- **What you should do**: Collect all the lines that mention the word "ratio".
[start of Records supplied]
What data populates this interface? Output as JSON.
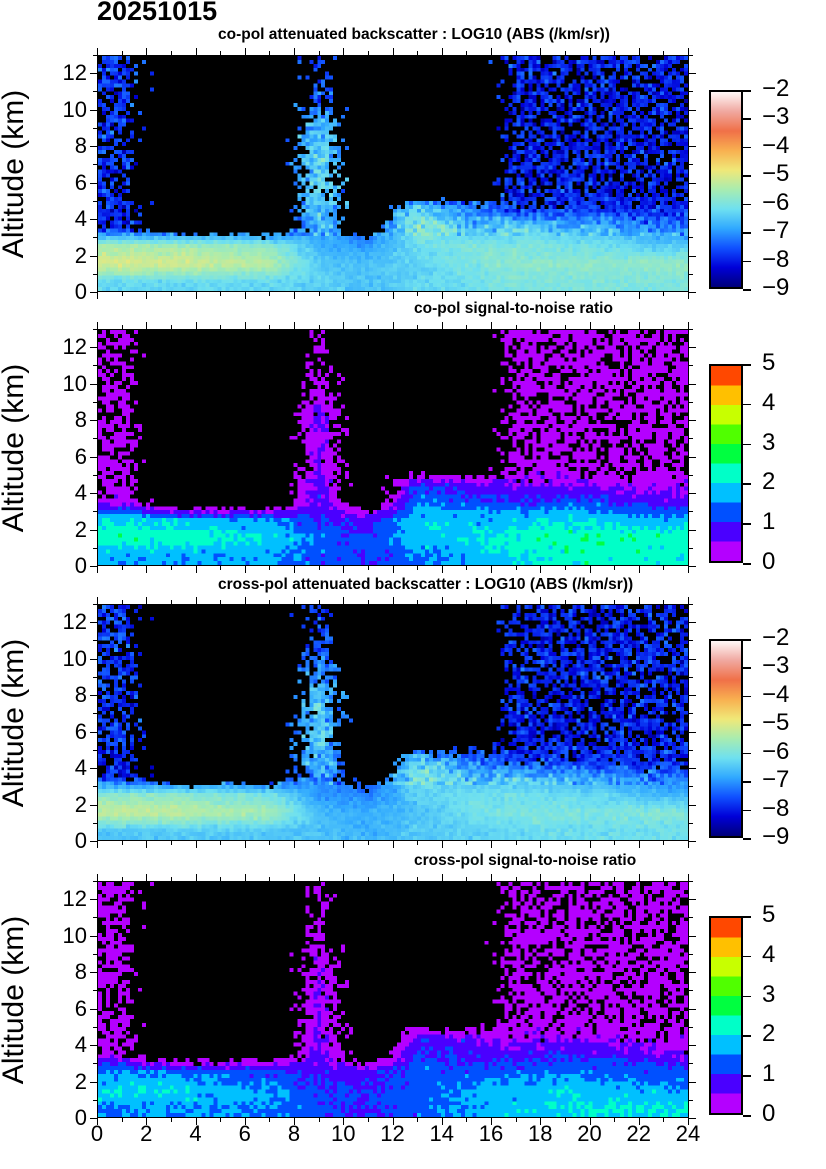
{
  "date_title": "20251015",
  "chart_data": [
    {
      "type": "heatmap",
      "title": "co-pol attenuated backscatter : LOG10 (ABS (/km/sr))",
      "ylabel": "Altitude (km)",
      "xlim": [
        0,
        24
      ],
      "ylim": [
        0,
        13
      ],
      "x_ticks": [
        "0",
        "2",
        "4",
        "6",
        "8",
        "10",
        "12",
        "14",
        "16",
        "18",
        "20",
        "22",
        "24"
      ],
      "y_ticks": [
        "0",
        "2",
        "4",
        "6",
        "8",
        "10",
        "12"
      ],
      "x_bins_hours": 2,
      "y_bins_km": 1,
      "colorbar": {
        "range": [
          -9,
          -2
        ],
        "ticks": [
          "-2",
          "-3",
          "-4",
          "-5",
          "-6",
          "-7",
          "-8",
          "-9"
        ],
        "colors": [
          "#00007a",
          "#0000d8",
          "#1050ff",
          "#30a8ff",
          "#6ee0f0",
          "#a8ecb0",
          "#f0e878",
          "#f8b050",
          "#f07048",
          "#f0a8a0",
          "#fff8f8"
        ]
      },
      "values": [
        [
          -6.3,
          -6.3,
          -6.3,
          -6.3,
          -6.4,
          -6.6,
          -6.3,
          -6.2,
          -6.0,
          -6.0,
          -6.0,
          -6.0
        ],
        [
          -5.0,
          -5.0,
          -5.2,
          -5.3,
          -6.5,
          -6.6,
          -6.4,
          -6.0,
          -5.8,
          -5.8,
          -5.8,
          -5.7
        ],
        [
          -5.5,
          -5.6,
          -5.7,
          -5.8,
          -6.8,
          -7.0,
          -6.2,
          -6.0,
          -6.0,
          -6.1,
          -6.2,
          -6.5
        ],
        [
          -8.0,
          -8.0,
          -7.8,
          -8.0,
          -6.8,
          -7.5,
          -5.8,
          -6.5,
          -6.4,
          -6.6,
          -6.8,
          -7.2
        ],
        [
          -8.0,
          -8.0,
          -8.0,
          -8.0,
          -6.4,
          -7.6,
          -6.3,
          -7.2,
          -7.8,
          -7.8,
          -8.0,
          -8.0
        ],
        [
          -7.8,
          -7.8,
          -7.8,
          -7.8,
          -6.2,
          -7.6,
          -7.8,
          -7.9,
          -8.0,
          -8.0,
          -8.0,
          -8.0
        ],
        [
          -7.8,
          -7.8,
          -7.8,
          -7.8,
          -6.3,
          -7.6,
          -7.8,
          -7.9,
          -8.0,
          -8.0,
          -8.0,
          -8.0
        ],
        [
          -7.8,
          -7.8,
          -7.8,
          -7.8,
          -6.3,
          -7.6,
          -7.8,
          -7.9,
          -8.0,
          -8.0,
          -8.0,
          -8.0
        ],
        [
          -7.8,
          -7.8,
          -7.8,
          -7.8,
          -6.5,
          -7.6,
          -7.8,
          -7.9,
          -8.0,
          -8.0,
          -8.0,
          -8.0
        ],
        [
          -7.8,
          -7.8,
          -7.8,
          -7.8,
          -6.8,
          -7.6,
          -7.8,
          -7.9,
          -8.0,
          -8.0,
          -8.0,
          -8.0
        ],
        [
          -7.8,
          -7.8,
          -7.8,
          -7.8,
          -7.5,
          -7.7,
          -7.8,
          -7.9,
          -8.0,
          -8.0,
          -8.0,
          -8.0
        ],
        [
          -7.8,
          -7.8,
          -7.8,
          -7.8,
          -7.6,
          -7.7,
          -7.8,
          -7.9,
          -8.0,
          -8.0,
          -8.0,
          -8.0
        ],
        [
          -7.8,
          -7.8,
          -7.8,
          -7.8,
          -7.7,
          -7.7,
          -7.8,
          -7.9,
          -8.0,
          -8.0,
          -8.0,
          -8.0
        ]
      ]
    },
    {
      "type": "heatmap",
      "title": "co-pol signal-to-noise ratio",
      "ylabel": "Altitude (km)",
      "xlim": [
        0,
        24
      ],
      "ylim": [
        0,
        13
      ],
      "x_ticks": [
        "0",
        "2",
        "4",
        "6",
        "8",
        "10",
        "12",
        "14",
        "16",
        "18",
        "20",
        "22",
        "24"
      ],
      "y_ticks": [
        "0",
        "2",
        "4",
        "6",
        "8",
        "10",
        "12"
      ],
      "x_bins_hours": 2,
      "y_bins_km": 1,
      "colorbar": {
        "range": [
          0,
          5
        ],
        "ticks": [
          "5",
          "4",
          "3",
          "2",
          "1",
          "0"
        ],
        "discrete": true,
        "colors": [
          "#b400ff",
          "#4a00ff",
          "#0050ff",
          "#00c0ff",
          "#00ffc8",
          "#00ff40",
          "#50ff00",
          "#c8ff00",
          "#ffc000",
          "#ff4800"
        ]
      },
      "values": [
        [
          1.6,
          1.6,
          1.6,
          1.6,
          1.2,
          1.0,
          1.4,
          1.6,
          2.0,
          2.2,
          2.2,
          2.2
        ],
        [
          2.3,
          2.3,
          2.2,
          2.0,
          1.3,
          1.2,
          1.8,
          2.0,
          2.2,
          2.4,
          2.4,
          2.3
        ],
        [
          2.0,
          1.8,
          1.6,
          1.5,
          1.0,
          0.8,
          1.8,
          1.7,
          1.8,
          2.0,
          1.8,
          1.6
        ],
        [
          0.3,
          -1,
          -1,
          -1,
          0.8,
          -1,
          1.5,
          1.2,
          1.0,
          1.2,
          1.0,
          0.7
        ],
        [
          0.2,
          -1,
          -1,
          -1,
          0.8,
          -1,
          1.0,
          0.7,
          0.5,
          0.4,
          0.4,
          0.3
        ],
        [
          0.1,
          -1,
          -1,
          -1,
          0.5,
          -1,
          -1,
          -1,
          0.1,
          0.1,
          0.1,
          0.1
        ],
        [
          0.1,
          -1,
          -1,
          -1,
          0.6,
          -1,
          -1,
          -1,
          0.1,
          0.1,
          0.1,
          0.1
        ],
        [
          0.1,
          -1,
          -1,
          -1,
          0.6,
          -1,
          -1,
          -1,
          0.1,
          0.1,
          0.1,
          0.1
        ],
        [
          0.1,
          -1,
          -1,
          -1,
          0.6,
          -1,
          -1,
          -1,
          0.1,
          0.1,
          0.1,
          0.1
        ],
        [
          0.1,
          -1,
          -1,
          -1,
          0.3,
          -1,
          -1,
          -1,
          0.1,
          0.1,
          0.1,
          0.1
        ],
        [
          0.1,
          -1,
          -1,
          -1,
          0.1,
          -1,
          -1,
          -1,
          0.1,
          0.1,
          0.1,
          0.1
        ],
        [
          0.1,
          -1,
          -1,
          -1,
          0.0,
          -1,
          -1,
          -1,
          0.1,
          0.1,
          0.1,
          0.1
        ],
        [
          0.1,
          -1,
          -1,
          -1,
          0.0,
          -1,
          -1,
          -1,
          0.1,
          0.1,
          0.1,
          0.1
        ]
      ]
    },
    {
      "type": "heatmap",
      "title": "cross-pol attenuated backscatter : LOG10 (ABS (/km/sr))",
      "ylabel": "Altitude (km)",
      "xlim": [
        0,
        24
      ],
      "ylim": [
        0,
        13
      ],
      "x_ticks": [
        "0",
        "2",
        "4",
        "6",
        "8",
        "10",
        "12",
        "14",
        "16",
        "18",
        "20",
        "22",
        "24"
      ],
      "y_ticks": [
        "0",
        "2",
        "4",
        "6",
        "8",
        "10",
        "12"
      ],
      "x_bins_hours": 2,
      "y_bins_km": 1,
      "colorbar": {
        "range": [
          -9,
          -2
        ],
        "ticks": [
          "-2",
          "-3",
          "-4",
          "-5",
          "-6",
          "-7",
          "-8",
          "-9"
        ],
        "colors": [
          "#00007a",
          "#0000d8",
          "#1050ff",
          "#30a8ff",
          "#6ee0f0",
          "#a8ecb0",
          "#f0e878",
          "#f8b050",
          "#f07048",
          "#f0a8a0",
          "#fff8f8"
        ]
      },
      "values": [
        [
          -6.5,
          -6.5,
          -6.5,
          -6.5,
          -6.6,
          -6.8,
          -6.5,
          -6.4,
          -6.3,
          -6.2,
          -6.2,
          -6.2
        ],
        [
          -5.2,
          -5.2,
          -5.4,
          -5.5,
          -6.7,
          -6.8,
          -6.6,
          -6.2,
          -6.0,
          -6.0,
          -6.0,
          -5.9
        ],
        [
          -5.8,
          -5.9,
          -6.0,
          -6.1,
          -7.0,
          -7.2,
          -6.4,
          -6.2,
          -6.2,
          -6.3,
          -6.4,
          -6.7
        ],
        [
          -8.0,
          -8.0,
          -7.8,
          -8.0,
          -7.0,
          -7.7,
          -6.0,
          -6.7,
          -6.6,
          -6.8,
          -7.0,
          -7.4
        ],
        [
          -8.0,
          -8.0,
          -8.0,
          -8.0,
          -6.6,
          -7.8,
          -6.5,
          -7.4,
          -7.9,
          -7.9,
          -8.0,
          -8.0
        ],
        [
          -7.8,
          -7.8,
          -7.8,
          -7.8,
          -6.4,
          -7.8,
          -7.9,
          -8.0,
          -8.0,
          -8.0,
          -8.0,
          -8.0
        ],
        [
          -7.8,
          -7.8,
          -7.8,
          -7.8,
          -6.5,
          -7.8,
          -7.9,
          -8.0,
          -8.0,
          -8.0,
          -8.0,
          -8.0
        ],
        [
          -7.8,
          -7.8,
          -7.8,
          -7.8,
          -6.5,
          -7.8,
          -7.9,
          -8.0,
          -8.0,
          -8.0,
          -8.0,
          -8.0
        ],
        [
          -7.8,
          -7.8,
          -7.8,
          -7.8,
          -6.7,
          -7.8,
          -7.9,
          -8.0,
          -8.0,
          -8.0,
          -8.0,
          -8.0
        ],
        [
          -7.8,
          -7.8,
          -7.8,
          -7.8,
          -7.0,
          -7.8,
          -7.9,
          -8.0,
          -8.0,
          -8.0,
          -8.0,
          -8.0
        ],
        [
          -7.8,
          -7.8,
          -7.8,
          -7.8,
          -7.6,
          -7.8,
          -7.9,
          -8.0,
          -8.0,
          -8.0,
          -8.0,
          -8.0
        ],
        [
          -7.8,
          -7.8,
          -7.8,
          -7.8,
          -7.7,
          -7.8,
          -7.9,
          -8.0,
          -8.0,
          -8.0,
          -8.0,
          -8.0
        ],
        [
          -7.8,
          -7.8,
          -7.8,
          -7.8,
          -7.7,
          -7.8,
          -7.9,
          -8.0,
          -8.0,
          -8.0,
          -8.0,
          -8.0
        ]
      ]
    },
    {
      "type": "heatmap",
      "title": "cross-pol signal-to-noise ratio",
      "ylabel": "Altitude (km)",
      "xlabel_ticks_shown": true,
      "xlim": [
        0,
        24
      ],
      "ylim": [
        0,
        13
      ],
      "x_ticks": [
        "0",
        "2",
        "4",
        "6",
        "8",
        "10",
        "12",
        "14",
        "16",
        "18",
        "20",
        "22",
        "24"
      ],
      "y_ticks": [
        "0",
        "2",
        "4",
        "6",
        "8",
        "10",
        "12"
      ],
      "x_bins_hours": 2,
      "y_bins_km": 1,
      "colorbar": {
        "range": [
          0,
          5
        ],
        "ticks": [
          "5",
          "4",
          "3",
          "2",
          "1",
          "0"
        ],
        "discrete": true,
        "colors": [
          "#b400ff",
          "#4a00ff",
          "#0050ff",
          "#00c0ff",
          "#00ffc8",
          "#00ff40",
          "#50ff00",
          "#c8ff00",
          "#ffc000",
          "#ff4800"
        ]
      },
      "values": [
        [
          1.5,
          1.5,
          1.5,
          1.5,
          1.2,
          1.0,
          1.3,
          1.5,
          1.8,
          2.0,
          2.0,
          2.0
        ],
        [
          2.0,
          2.0,
          1.8,
          1.6,
          1.0,
          1.0,
          1.2,
          1.6,
          1.8,
          1.8,
          1.8,
          1.6
        ],
        [
          1.5,
          1.4,
          1.2,
          1.2,
          0.8,
          0.7,
          1.3,
          1.2,
          1.3,
          1.4,
          1.3,
          1.2
        ],
        [
          0.2,
          -1,
          -1,
          -1,
          0.7,
          -1,
          1.1,
          0.9,
          0.7,
          0.9,
          0.8,
          0.5
        ],
        [
          0.1,
          -1,
          -1,
          -1,
          0.6,
          -1,
          0.7,
          0.5,
          0.3,
          0.3,
          0.3,
          0.2
        ],
        [
          0.1,
          -1,
          -1,
          -1,
          0.5,
          -1,
          -1,
          -1,
          0.1,
          0.1,
          0.1,
          0.1
        ],
        [
          0.1,
          -1,
          -1,
          -1,
          0.5,
          -1,
          -1,
          -1,
          0.1,
          0.1,
          0.1,
          0.1
        ],
        [
          0.1,
          -1,
          -1,
          -1,
          0.5,
          -1,
          -1,
          -1,
          0.1,
          0.1,
          0.1,
          0.1
        ],
        [
          0.1,
          -1,
          -1,
          -1,
          0.4,
          -1,
          -1,
          -1,
          0.1,
          0.1,
          0.1,
          0.1
        ],
        [
          0.1,
          -1,
          -1,
          -1,
          0.2,
          -1,
          -1,
          -1,
          0.1,
          0.1,
          0.1,
          0.1
        ],
        [
          0.1,
          -1,
          -1,
          -1,
          0.1,
          -1,
          -1,
          -1,
          0.1,
          0.1,
          0.1,
          0.1
        ],
        [
          0.1,
          -1,
          -1,
          -1,
          0.0,
          -1,
          -1,
          -1,
          0.1,
          0.1,
          0.1,
          0.1
        ],
        [
          0.1,
          -1,
          -1,
          -1,
          0.0,
          -1,
          -1,
          -1,
          0.1,
          0.1,
          0.1,
          0.1
        ]
      ]
    }
  ]
}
[end of Records supplied]
- **Exercise output**:
      "title": "co-pol signal-to-noise ratio",
      "title": "cross-pol signal-to-noise ratio",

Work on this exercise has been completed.